* _Working data_:
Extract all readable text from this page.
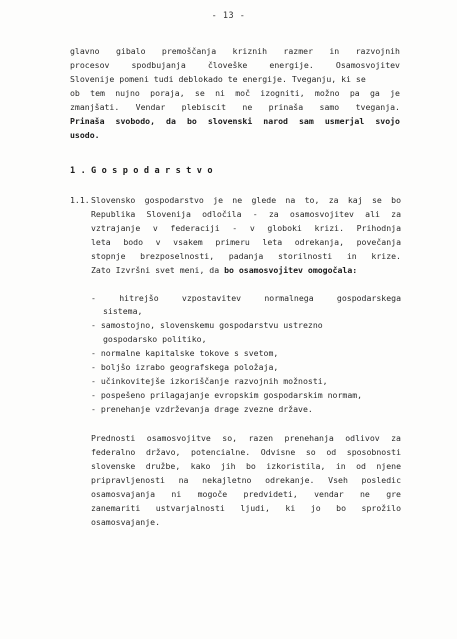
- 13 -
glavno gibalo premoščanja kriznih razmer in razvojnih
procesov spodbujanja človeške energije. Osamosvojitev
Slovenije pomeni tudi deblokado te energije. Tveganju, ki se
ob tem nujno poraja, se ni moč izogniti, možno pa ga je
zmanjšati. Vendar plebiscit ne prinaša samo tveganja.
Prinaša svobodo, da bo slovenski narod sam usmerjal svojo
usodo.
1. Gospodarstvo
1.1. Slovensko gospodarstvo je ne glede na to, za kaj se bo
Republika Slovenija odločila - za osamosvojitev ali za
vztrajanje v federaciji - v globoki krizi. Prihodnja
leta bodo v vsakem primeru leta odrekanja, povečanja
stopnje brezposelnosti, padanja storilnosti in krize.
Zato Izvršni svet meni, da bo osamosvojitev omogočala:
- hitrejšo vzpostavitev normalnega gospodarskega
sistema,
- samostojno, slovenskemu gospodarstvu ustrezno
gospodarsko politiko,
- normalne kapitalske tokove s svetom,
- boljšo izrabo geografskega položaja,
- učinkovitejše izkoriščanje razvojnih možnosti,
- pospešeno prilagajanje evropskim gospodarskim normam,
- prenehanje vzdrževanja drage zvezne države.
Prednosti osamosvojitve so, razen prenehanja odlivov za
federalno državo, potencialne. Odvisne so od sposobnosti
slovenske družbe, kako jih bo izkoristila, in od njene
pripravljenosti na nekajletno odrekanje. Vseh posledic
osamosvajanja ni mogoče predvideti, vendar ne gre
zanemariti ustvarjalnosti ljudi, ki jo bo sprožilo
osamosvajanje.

* _Problem description_:
Nothing in the entries above should change when they are printed again, except that the pictures are dropped.

* _Exercise result_:
Extract all readable text from this page.
- 13 -
glavno gibalo premoščanja kriznih razmer in razvojnih
procesov spodbujanja človeške energije. Osamosvojitev
Slovenije pomeni tudi deblokado te energije. Tveganju, ki se
ob tem nujno poraja, se ni moč izogniti, možno pa ga je
zmanjšati. Vendar plebiscit ne prinaša samo tveganja.
Prinaša svobodo, da bo slovenski narod sam usmerjal svojo
usodo.
1. Gospodarstvo
1.1. Slovensko gospodarstvo je ne glede na to, za kaj se bo
Republika Slovenija odločila - za osamosvojitev ali za
vztrajanje v federaciji - v globoki krizi. Prihodnja
leta bodo v vsakem primeru leta odrekanja, povečanja
stopnje brezposelnosti, padanja storilnosti in krize.
Zato Izvršni svet meni, da bo osamosvojitev omogočala:
- hitrejšo vzpostavitev normalnega gospodarskega
sistema,
- samostojno, slovenskemu gospodarstvu ustrezno
gospodarsko politiko,
- normalne kapitalske tokove s svetom,
- boljšo izrabo geografskega položaja,
- učinkovitejše izkoriščanje razvojnih možnosti,
- pospešeno prilagajanje evropskim gospodarskim normam,
- prenehanje vzdrževanja drage zvezne države.
Prednosti osamosvojitve so, razen prenehanja odlivov za
federalno državo, potencialne. Odvisne so od sposobnosti
slovenske družbe, kako jih bo izkoristila, in od njene
pripravljenosti na nekajletno odrekanje. Vseh posledic
osamosvajanja ni mogoče predvideti, vendar ne gre
zanemariti ustvarjalnosti ljudi, ki jo bo sprožilo
osamosvajanje.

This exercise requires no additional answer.